What you need to do —
In the entries, find all lines that hold the word "image" and copy them.

Material provided —
- - - -

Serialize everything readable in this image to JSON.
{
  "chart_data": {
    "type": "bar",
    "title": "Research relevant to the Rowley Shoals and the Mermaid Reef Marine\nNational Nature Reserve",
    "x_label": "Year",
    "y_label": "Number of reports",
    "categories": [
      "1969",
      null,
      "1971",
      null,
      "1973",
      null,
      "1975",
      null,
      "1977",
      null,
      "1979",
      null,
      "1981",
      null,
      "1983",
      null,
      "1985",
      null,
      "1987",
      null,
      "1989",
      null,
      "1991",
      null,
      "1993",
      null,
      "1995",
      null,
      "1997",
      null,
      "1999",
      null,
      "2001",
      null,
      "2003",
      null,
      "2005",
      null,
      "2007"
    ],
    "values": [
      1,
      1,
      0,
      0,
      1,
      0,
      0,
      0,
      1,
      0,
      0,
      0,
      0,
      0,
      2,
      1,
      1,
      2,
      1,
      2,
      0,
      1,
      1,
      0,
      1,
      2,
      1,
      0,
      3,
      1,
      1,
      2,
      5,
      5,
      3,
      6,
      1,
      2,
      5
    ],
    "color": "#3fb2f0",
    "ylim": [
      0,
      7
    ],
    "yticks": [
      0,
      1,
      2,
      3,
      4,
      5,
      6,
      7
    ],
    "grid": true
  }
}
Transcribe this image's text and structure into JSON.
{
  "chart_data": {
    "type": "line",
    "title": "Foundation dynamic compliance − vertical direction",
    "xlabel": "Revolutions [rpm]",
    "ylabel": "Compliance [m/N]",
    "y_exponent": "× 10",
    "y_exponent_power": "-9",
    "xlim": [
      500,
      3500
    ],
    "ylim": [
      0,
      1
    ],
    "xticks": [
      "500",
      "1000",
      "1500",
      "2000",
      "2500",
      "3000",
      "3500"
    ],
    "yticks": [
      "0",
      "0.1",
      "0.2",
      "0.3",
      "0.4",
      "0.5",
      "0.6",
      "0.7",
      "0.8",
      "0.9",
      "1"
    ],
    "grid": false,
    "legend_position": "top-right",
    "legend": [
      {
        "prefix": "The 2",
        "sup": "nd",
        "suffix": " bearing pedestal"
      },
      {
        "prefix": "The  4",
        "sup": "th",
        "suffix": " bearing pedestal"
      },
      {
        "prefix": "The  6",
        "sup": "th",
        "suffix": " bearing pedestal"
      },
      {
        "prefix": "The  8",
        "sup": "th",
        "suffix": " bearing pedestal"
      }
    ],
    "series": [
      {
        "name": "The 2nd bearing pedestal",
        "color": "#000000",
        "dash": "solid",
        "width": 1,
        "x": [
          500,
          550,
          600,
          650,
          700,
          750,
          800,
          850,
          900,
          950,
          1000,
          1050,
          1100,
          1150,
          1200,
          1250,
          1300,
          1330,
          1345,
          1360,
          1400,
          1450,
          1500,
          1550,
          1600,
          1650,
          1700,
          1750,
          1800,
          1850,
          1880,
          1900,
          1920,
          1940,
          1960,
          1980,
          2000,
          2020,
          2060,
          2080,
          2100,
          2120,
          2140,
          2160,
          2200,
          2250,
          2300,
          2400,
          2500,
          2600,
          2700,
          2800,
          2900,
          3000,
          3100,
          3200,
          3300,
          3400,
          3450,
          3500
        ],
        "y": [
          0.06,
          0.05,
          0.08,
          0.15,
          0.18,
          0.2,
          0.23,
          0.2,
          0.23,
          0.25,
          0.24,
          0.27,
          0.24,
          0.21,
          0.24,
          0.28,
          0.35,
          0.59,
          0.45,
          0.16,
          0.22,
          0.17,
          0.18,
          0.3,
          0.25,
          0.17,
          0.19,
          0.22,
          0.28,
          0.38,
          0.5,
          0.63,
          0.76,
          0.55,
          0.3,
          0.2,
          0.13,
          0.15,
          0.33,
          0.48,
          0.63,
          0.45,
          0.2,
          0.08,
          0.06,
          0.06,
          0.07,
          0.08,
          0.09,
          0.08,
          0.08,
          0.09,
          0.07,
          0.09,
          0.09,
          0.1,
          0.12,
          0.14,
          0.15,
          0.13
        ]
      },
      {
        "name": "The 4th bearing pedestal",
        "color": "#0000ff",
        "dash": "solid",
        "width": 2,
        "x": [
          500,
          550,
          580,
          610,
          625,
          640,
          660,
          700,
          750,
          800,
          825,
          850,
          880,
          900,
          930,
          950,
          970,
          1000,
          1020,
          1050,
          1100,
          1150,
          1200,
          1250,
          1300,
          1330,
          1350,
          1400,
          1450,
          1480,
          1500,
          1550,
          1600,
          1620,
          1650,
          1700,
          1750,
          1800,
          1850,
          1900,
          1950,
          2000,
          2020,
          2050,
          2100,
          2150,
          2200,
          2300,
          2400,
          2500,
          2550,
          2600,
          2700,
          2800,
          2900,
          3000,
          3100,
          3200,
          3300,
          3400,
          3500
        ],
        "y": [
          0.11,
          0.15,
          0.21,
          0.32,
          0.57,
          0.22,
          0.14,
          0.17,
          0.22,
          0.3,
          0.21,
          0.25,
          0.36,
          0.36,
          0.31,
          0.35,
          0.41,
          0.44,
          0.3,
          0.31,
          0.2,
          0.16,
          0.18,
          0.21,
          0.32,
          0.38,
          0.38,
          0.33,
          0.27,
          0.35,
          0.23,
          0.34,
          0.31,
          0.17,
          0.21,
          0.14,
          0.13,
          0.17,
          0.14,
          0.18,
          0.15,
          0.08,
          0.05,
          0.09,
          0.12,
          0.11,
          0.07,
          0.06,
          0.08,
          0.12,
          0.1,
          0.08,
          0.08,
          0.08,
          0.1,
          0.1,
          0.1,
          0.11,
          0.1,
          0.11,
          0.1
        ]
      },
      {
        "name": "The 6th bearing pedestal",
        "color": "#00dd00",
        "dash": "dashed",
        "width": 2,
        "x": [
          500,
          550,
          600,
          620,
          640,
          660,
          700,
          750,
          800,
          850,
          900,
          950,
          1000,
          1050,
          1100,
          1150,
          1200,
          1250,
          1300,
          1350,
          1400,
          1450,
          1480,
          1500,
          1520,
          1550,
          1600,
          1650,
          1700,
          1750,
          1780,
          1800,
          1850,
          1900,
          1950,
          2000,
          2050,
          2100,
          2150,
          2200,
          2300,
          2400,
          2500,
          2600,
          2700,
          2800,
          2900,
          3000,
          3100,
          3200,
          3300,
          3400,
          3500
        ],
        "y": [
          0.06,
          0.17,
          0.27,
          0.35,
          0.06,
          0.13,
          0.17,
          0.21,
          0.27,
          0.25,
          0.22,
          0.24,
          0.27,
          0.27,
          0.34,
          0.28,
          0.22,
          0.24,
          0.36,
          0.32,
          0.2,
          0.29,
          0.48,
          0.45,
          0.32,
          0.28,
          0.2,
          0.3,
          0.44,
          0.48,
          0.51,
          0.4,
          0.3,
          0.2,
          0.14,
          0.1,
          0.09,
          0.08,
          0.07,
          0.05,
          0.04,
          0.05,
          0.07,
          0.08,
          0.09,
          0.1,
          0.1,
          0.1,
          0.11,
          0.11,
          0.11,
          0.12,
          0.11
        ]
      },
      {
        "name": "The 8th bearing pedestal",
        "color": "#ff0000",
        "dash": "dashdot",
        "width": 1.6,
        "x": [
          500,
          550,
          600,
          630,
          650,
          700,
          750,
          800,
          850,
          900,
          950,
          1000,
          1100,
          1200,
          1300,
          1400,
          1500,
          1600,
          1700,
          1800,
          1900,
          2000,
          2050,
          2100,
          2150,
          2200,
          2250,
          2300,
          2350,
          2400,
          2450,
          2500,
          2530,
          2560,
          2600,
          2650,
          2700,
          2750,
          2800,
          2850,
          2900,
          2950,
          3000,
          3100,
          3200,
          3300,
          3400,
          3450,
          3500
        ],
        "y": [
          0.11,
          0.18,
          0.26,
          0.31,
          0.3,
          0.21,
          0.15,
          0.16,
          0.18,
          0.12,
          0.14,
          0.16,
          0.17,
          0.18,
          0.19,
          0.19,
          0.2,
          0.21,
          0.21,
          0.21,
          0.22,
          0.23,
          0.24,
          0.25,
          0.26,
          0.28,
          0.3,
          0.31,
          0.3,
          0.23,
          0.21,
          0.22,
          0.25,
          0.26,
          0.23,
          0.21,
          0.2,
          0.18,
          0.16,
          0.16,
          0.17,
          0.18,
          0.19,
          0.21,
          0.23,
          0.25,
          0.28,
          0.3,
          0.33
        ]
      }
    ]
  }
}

- - - -

Result of the task —
Serialize everything readable in this image to JSON.
Transcribe this image's text and structure into JSON.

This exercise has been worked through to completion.